PROBLEM REQUIREMENTS = Reproduce the entries exactly.

Rows from a dataset =
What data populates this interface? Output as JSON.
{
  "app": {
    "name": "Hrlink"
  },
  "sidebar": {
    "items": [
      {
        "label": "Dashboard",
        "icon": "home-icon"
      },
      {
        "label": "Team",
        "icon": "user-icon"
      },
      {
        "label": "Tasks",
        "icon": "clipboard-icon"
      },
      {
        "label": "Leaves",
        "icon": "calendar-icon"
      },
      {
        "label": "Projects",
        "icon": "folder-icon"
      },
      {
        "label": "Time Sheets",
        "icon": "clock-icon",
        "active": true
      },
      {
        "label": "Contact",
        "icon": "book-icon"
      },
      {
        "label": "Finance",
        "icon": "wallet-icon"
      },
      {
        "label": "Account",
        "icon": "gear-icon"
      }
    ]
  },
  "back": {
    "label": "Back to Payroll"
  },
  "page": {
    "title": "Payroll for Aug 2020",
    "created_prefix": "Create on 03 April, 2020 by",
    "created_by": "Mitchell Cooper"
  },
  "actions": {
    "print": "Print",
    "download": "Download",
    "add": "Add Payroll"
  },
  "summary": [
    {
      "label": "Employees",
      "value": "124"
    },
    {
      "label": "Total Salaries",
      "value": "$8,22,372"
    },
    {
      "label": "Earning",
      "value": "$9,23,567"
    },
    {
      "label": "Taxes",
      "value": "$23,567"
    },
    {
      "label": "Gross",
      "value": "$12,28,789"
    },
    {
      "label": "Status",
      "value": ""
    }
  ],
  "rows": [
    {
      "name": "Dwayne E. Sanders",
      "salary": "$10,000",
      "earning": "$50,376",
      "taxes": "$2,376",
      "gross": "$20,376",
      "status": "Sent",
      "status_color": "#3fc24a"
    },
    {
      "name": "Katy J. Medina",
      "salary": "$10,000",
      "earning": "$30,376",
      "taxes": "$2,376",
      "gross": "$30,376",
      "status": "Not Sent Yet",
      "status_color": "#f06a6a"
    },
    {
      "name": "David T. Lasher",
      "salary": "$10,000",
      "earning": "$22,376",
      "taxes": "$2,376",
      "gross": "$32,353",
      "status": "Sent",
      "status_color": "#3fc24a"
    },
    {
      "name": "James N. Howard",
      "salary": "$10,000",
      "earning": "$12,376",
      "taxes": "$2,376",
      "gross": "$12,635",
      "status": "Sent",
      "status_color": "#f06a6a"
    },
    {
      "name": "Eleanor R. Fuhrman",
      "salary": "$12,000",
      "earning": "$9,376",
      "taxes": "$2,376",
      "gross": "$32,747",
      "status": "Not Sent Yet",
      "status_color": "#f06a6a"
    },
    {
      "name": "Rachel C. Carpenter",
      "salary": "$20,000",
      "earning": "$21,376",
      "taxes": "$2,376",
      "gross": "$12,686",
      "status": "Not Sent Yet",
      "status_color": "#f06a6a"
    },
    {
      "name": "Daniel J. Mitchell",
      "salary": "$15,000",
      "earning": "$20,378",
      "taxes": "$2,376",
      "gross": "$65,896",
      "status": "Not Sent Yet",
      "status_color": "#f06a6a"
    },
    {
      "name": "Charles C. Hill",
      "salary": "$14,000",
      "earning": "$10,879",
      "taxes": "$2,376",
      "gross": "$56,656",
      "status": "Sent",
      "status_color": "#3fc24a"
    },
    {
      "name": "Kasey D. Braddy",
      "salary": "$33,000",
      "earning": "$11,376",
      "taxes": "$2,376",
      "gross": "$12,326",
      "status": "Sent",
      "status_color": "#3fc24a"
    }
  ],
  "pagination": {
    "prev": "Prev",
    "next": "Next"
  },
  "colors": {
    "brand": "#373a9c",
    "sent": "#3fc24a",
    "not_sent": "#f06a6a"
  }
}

REPLY TO THE TASK =
What data populates this interface? Output as JSON.
{
  "app": {
    "name": "Hrlink"
  },
  "sidebar": {
    "items": [
      {
        "label": "Dashboard",
        "icon": "home-icon"
      },
      {
        "label": "Team",
        "icon": "user-icon"
      },
      {
        "label": "Tasks",
        "icon": "clipboard-icon"
      },
      {
        "label": "Leaves",
        "icon": "calendar-icon"
      },
      {
        "label": "Projects",
        "icon": "folder-icon"
      },
      {
        "label": "Time Sheets",
        "icon": "clock-icon",
        "active": true
      },
      {
        "label": "Contact",
        "icon": "book-icon"
      },
      {
        "label": "Finance",
        "icon": "wallet-icon"
      },
      {
        "label": "Account",
        "icon": "gear-icon"
      }
    ]
  },
  "back": {
    "label": "Back to Payroll"
  },
  "page": {
    "title": "Payroll for Aug 2020",
    "created_prefix": "Create on 03 April, 2020 by",
    "created_by": "Mitchell Cooper"
  },
  "actions": {
    "print": "Print",
    "download": "Download",
    "add": "Add Payroll"
  },
  "summary": [
    {
      "label": "Employees",
      "value": "124"
    },
    {
      "label": "Total Salaries",
      "value": "$8,22,372"
    },
    {
      "label": "Earning",
      "value": "$9,23,567"
    },
    {
      "label": "Taxes",
      "value": "$23,567"
    },
    {
      "label": "Gross",
      "value": "$12,28,789"
    },
    {
      "label": "Status",
      "value": ""
    }
  ],
  "rows": [
    {
      "name": "Dwayne E. Sanders",
      "salary": "$10,000",
      "earning": "$50,376",
      "taxes": "$2,376",
      "gross": "$20,376",
      "status": "Sent",
      "status_color": "#3fc24a"
    },
    {
      "name": "Katy J. Medina",
      "salary": "$10,000",
      "earning": "$30,376",
      "taxes": "$2,376",
      "gross": "$30,376",
      "status": "Not Sent Yet",
      "status_color": "#f06a6a"
    },
    {
      "name": "David T. Lasher",
      "salary": "$10,000",
      "earning": "$22,376",
      "taxes": "$2,376",
      "gross": "$32,353",
      "status": "Sent",
      "status_color": "#3fc24a"
    },
    {
      "name": "James N. Howard",
      "salary": "$10,000",
      "earning": "$12,376",
      "taxes": "$2,376",
      "gross": "$12,635",
      "status": "Sent",
      "status_color": "#f06a6a"
    },
    {
      "name": "Eleanor R. Fuhrman",
      "salary": "$12,000",
      "earning": "$9,376",
      "taxes": "$2,376",
      "gross": "$32,747",
      "status": "Not Sent Yet",
      "status_color": "#f06a6a"
    },
    {
      "name": "Rachel C. Carpenter",
      "salary": "$20,000",
      "earning": "$21,376",
      "taxes": "$2,376",
      "gross": "$12,686",
      "status": "Not Sent Yet",
      "status_color": "#f06a6a"
    },
    {
      "name": "Daniel J. Mitchell",
      "salary": "$15,000",
      "earning": "$20,378",
      "taxes": "$2,376",
      "gross": "$65,896",
      "status": "Not Sent Yet",
      "status_color": "#f06a6a"
    },
    {
      "name": "Charles C. Hill",
      "salary": "$14,000",
      "earning": "$10,879",
      "taxes": "$2,376",
      "gross": "$56,656",
      "status": "Sent",
      "status_color": "#3fc24a"
    },
    {
      "name": "Kasey D. Braddy",
      "salary": "$33,000",
      "earning": "$11,376",
      "taxes": "$2,376",
      "gross": "$12,326",
      "status": "Sent",
      "status_color": "#3fc24a"
    }
  ],
  "pagination": {
    "prev": "Prev",
    "next": "Next"
  },
  "colors": {
    "brand": "#373a9c",
    "sent": "#3fc24a",
    "not_sent": "#f06a6a"
  }
}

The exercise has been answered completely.